The records below must be copied in full; omit the images.

Dataset entries:
************

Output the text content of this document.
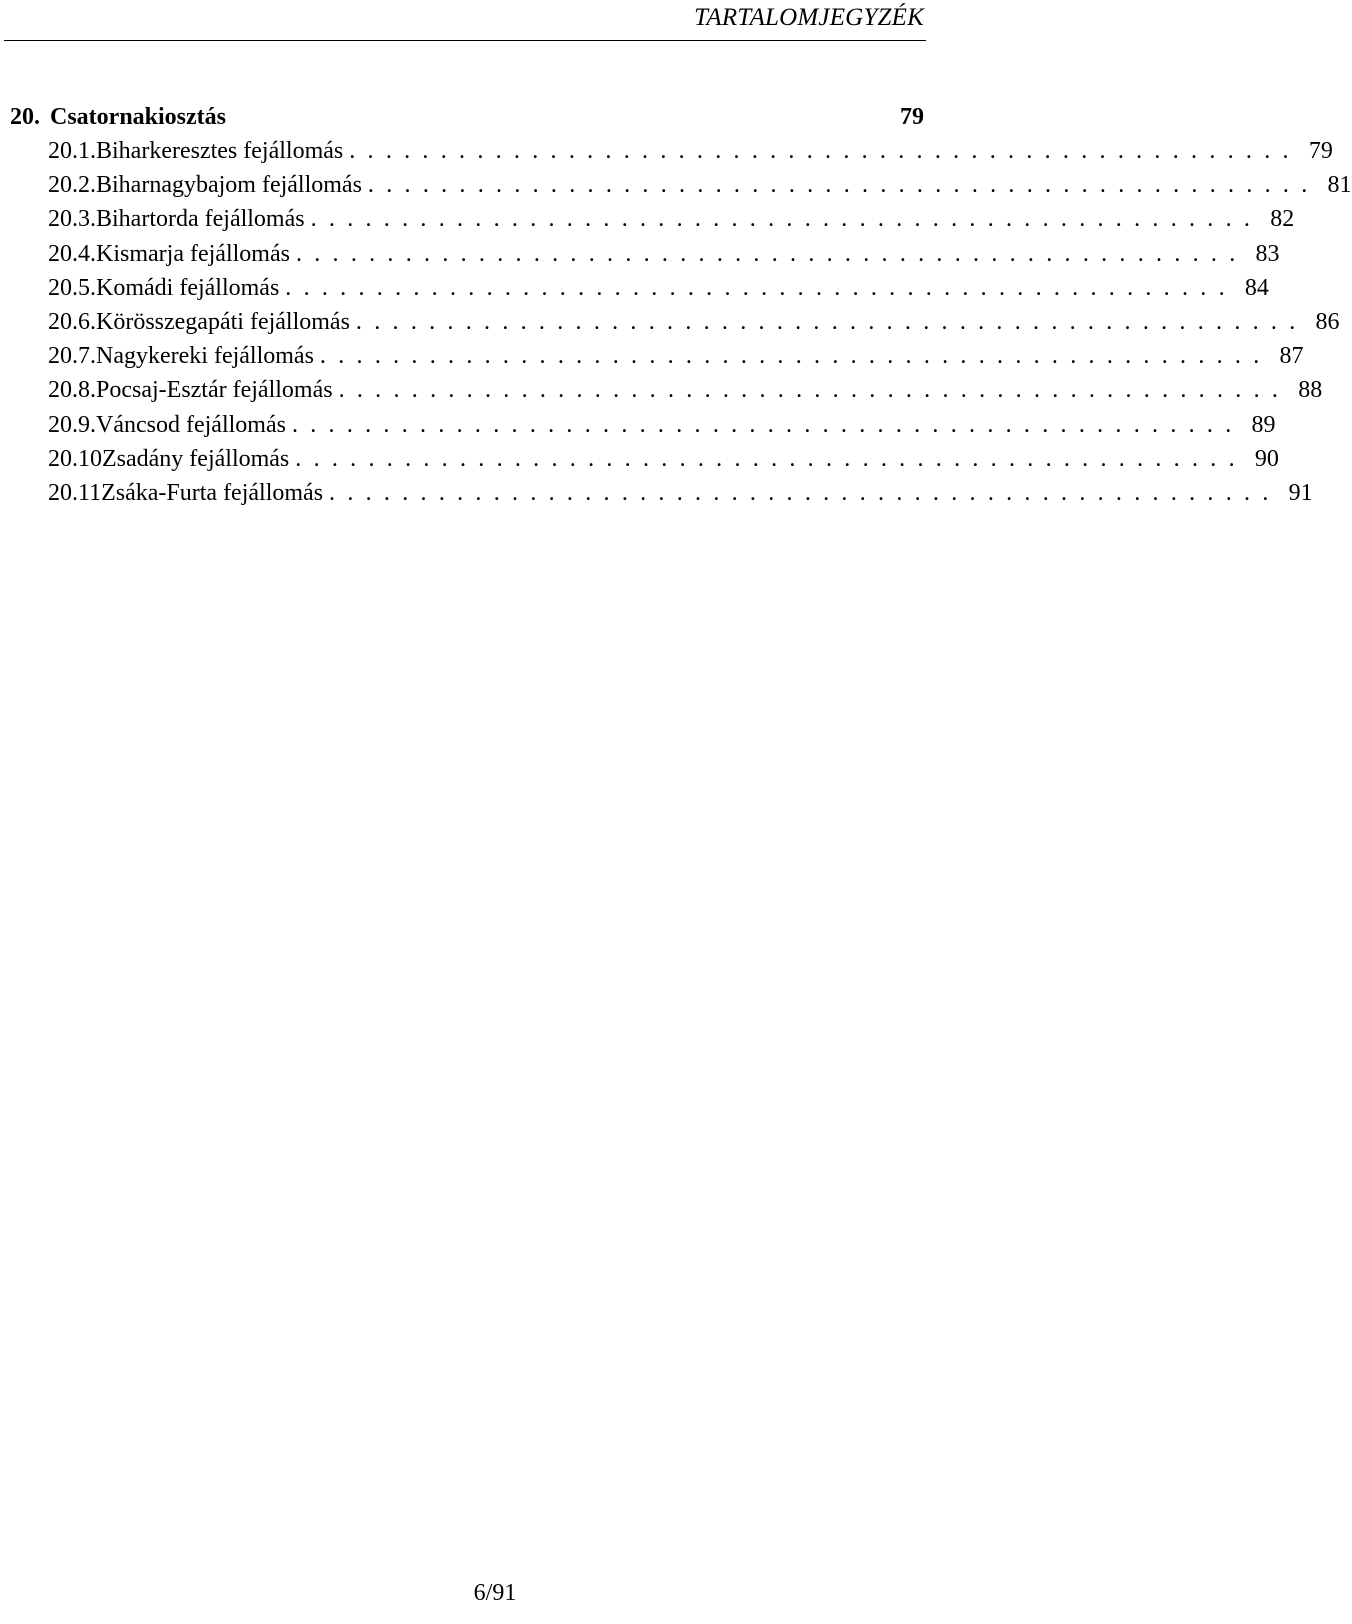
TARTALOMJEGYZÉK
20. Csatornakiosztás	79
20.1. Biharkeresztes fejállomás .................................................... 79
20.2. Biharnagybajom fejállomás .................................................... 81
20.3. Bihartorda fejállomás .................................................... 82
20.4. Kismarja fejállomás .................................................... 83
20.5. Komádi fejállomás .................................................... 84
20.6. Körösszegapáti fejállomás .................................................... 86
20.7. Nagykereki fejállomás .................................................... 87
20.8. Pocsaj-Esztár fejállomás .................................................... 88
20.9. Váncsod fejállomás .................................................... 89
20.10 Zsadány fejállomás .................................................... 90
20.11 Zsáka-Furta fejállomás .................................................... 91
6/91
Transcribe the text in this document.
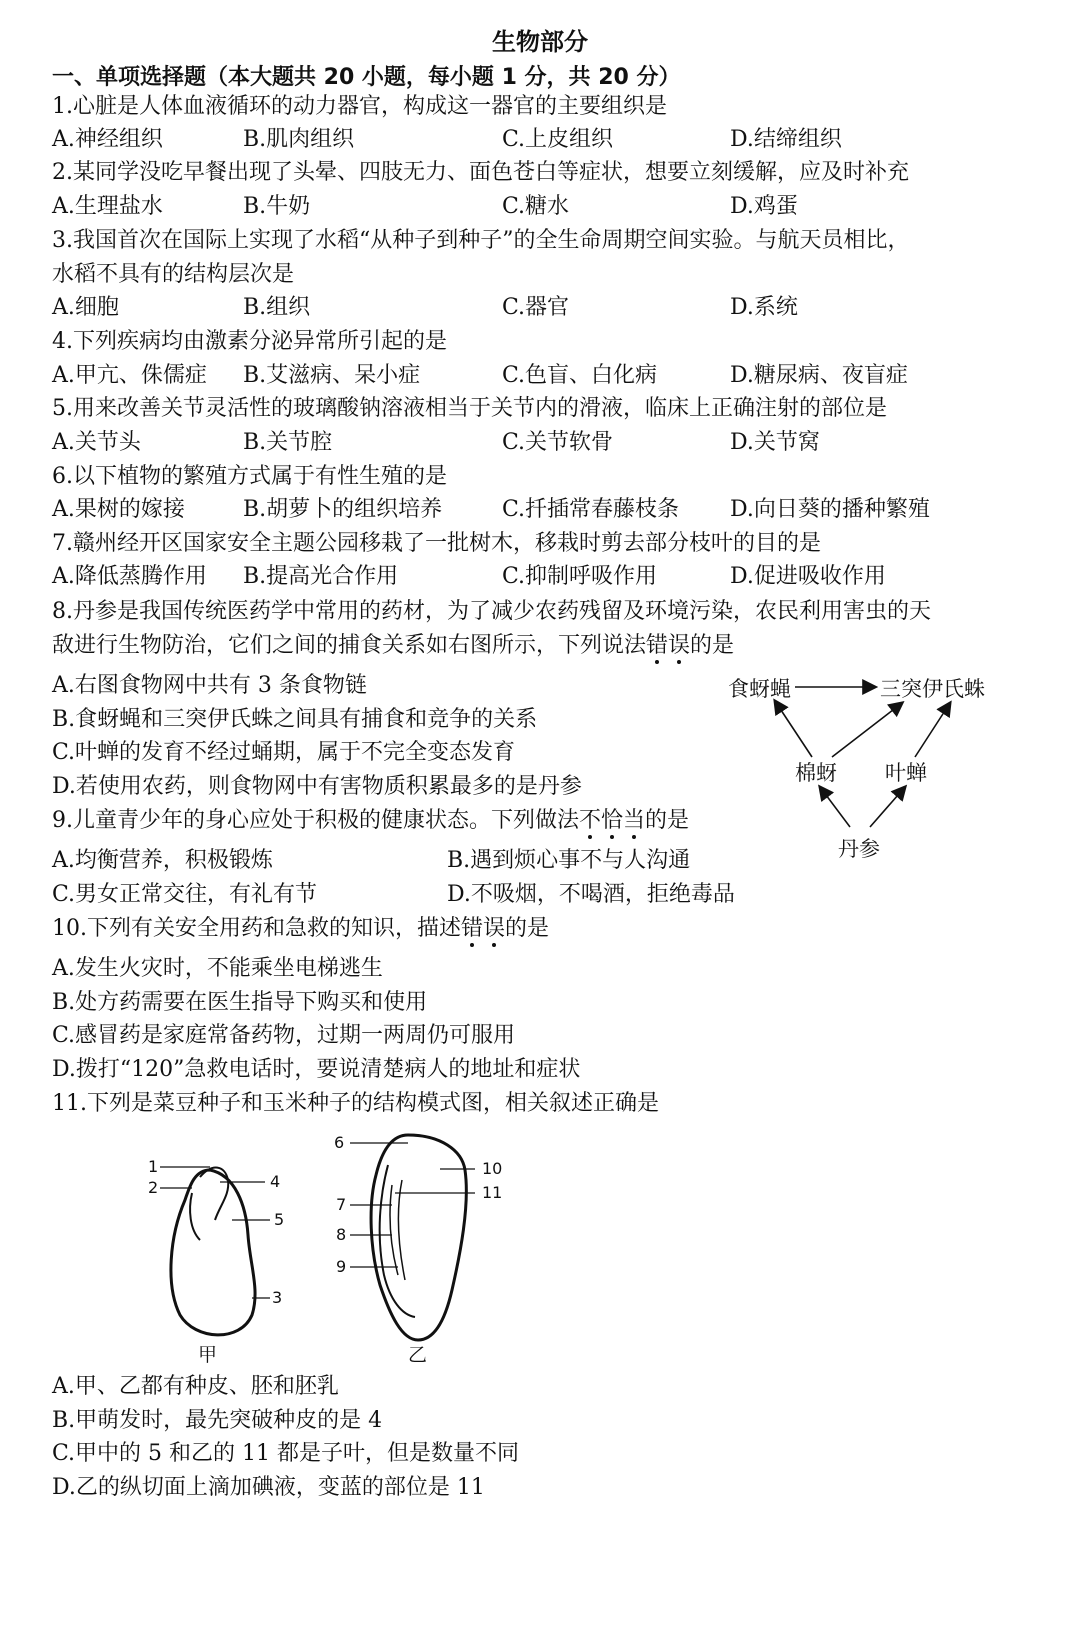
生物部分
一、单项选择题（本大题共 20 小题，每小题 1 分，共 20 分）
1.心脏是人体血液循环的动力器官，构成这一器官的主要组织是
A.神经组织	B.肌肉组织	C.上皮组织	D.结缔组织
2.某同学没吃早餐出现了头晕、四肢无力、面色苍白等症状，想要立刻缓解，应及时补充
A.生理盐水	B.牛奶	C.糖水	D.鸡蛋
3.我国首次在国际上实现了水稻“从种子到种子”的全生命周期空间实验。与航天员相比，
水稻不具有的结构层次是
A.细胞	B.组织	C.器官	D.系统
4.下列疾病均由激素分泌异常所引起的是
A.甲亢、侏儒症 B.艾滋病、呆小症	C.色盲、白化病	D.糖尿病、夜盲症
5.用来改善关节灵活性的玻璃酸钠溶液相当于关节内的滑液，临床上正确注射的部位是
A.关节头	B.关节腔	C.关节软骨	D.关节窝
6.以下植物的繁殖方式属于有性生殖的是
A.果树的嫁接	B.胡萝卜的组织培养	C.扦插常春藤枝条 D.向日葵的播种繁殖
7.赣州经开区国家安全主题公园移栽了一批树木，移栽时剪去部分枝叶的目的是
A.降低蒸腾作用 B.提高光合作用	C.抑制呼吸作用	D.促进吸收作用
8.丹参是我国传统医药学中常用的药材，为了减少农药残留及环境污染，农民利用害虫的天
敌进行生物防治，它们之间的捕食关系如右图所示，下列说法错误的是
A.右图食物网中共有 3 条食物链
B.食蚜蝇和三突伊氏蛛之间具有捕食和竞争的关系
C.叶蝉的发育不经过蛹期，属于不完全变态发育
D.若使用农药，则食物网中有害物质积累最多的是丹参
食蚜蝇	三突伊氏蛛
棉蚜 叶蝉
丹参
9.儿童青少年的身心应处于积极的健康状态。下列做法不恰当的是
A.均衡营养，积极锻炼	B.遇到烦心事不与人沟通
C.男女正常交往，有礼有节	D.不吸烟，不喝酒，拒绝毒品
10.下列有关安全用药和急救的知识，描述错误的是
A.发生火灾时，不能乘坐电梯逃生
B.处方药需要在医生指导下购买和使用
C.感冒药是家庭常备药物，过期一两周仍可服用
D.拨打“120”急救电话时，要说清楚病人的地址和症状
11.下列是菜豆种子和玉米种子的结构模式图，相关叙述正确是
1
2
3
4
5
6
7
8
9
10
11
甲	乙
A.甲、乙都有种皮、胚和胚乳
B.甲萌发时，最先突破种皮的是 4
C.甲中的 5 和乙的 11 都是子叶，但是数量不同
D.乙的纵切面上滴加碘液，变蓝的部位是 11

************

Reply to the task ->
Output the text content of this document.
TARTALOMJEGYZÉK
20. Csatornakiosztás	79
20.1. Biharkeresztes fejállomás .................................................... 79
20.2. Biharnagybajom fejállomás .................................................... 81
20.3. Bihartorda fejállomás .................................................... 82
20.4. Kismarja fejállomás .................................................... 83
20.5. Komádi fejállomás .................................................... 84
20.6. Körösszegapáti fejállomás .................................................... 86
20.7. Nagykereki fejállomás .................................................... 87
20.8. Pocsaj-Esztár fejállomás .................................................... 88
20.9. Váncsod fejállomás .................................................... 89
20.10 Zsadány fejállomás .................................................... 90
20.11 Zsáka-Furta fejállomás .................................................... 91
6/91
Transcribe the text in this document.
生物部分
一、单项选择题（本大题共 20 小题，每小题 1 分，共 20 分）
1.心脏是人体血液循环的动力器官，构成这一器官的主要组织是
A.神经组织	B.肌肉组织	C.上皮组织	D.结缔组织
2.某同学没吃早餐出现了头晕、四肢无力、面色苍白等症状，想要立刻缓解，应及时补充
A.生理盐水	B.牛奶	C.糖水	D.鸡蛋
3.我国首次在国际上实现了水稻“从种子到种子”的全生命周期空间实验。与航天员相比，
水稻不具有的结构层次是
A.细胞	B.组织	C.器官	D.系统
4.下列疾病均由激素分泌异常所引起的是
A.甲亢、侏儒症 B.艾滋病、呆小症	C.色盲、白化病	D.糖尿病、夜盲症
5.用来改善关节灵活性的玻璃酸钠溶液相当于关节内的滑液，临床上正确注射的部位是
A.关节头	B.关节腔	C.关节软骨	D.关节窝
6.以下植物的繁殖方式属于有性生殖的是
A.果树的嫁接	B.胡萝卜的组织培养	C.扦插常春藤枝条 D.向日葵的播种繁殖
7.赣州经开区国家安全主题公园移栽了一批树木，移栽时剪去部分枝叶的目的是
A.降低蒸腾作用 B.提高光合作用	C.抑制呼吸作用	D.促进吸收作用
8.丹参是我国传统医药学中常用的药材，为了减少农药残留及环境污染，农民利用害虫的天
敌进行生物防治，它们之间的捕食关系如右图所示，下列说法错误的是
A.右图食物网中共有 3 条食物链
B.食蚜蝇和三突伊氏蛛之间具有捕食和竞争的关系
C.叶蝉的发育不经过蛹期，属于不完全变态发育
D.若使用农药，则食物网中有害物质积累最多的是丹参
食蚜蝇	三突伊氏蛛
棉蚜 叶蝉
丹参
9.儿童青少年的身心应处于积极的健康状态。下列做法不恰当的是
A.均衡营养，积极锻炼	B.遇到烦心事不与人沟通
C.男女正常交往，有礼有节	D.不吸烟，不喝酒，拒绝毒品
10.下列有关安全用药和急救的知识，描述错误的是
A.发生火灾时，不能乘坐电梯逃生
B.处方药需要在医生指导下购买和使用
C.感冒药是家庭常备药物，过期一两周仍可服用
D.拨打“120”急救电话时，要说清楚病人的地址和症状
11.下列是菜豆种子和玉米种子的结构模式图，相关叙述正确是
1
2
3
4
5
6
7
8
9
10
11
甲	乙
A.甲、乙都有种皮、胚和胚乳
B.甲萌发时，最先突破种皮的是 4
C.甲中的 5 和乙的 11 都是子叶，但是数量不同
D.乙的纵切面上滴加碘液，变蓝的部位是 11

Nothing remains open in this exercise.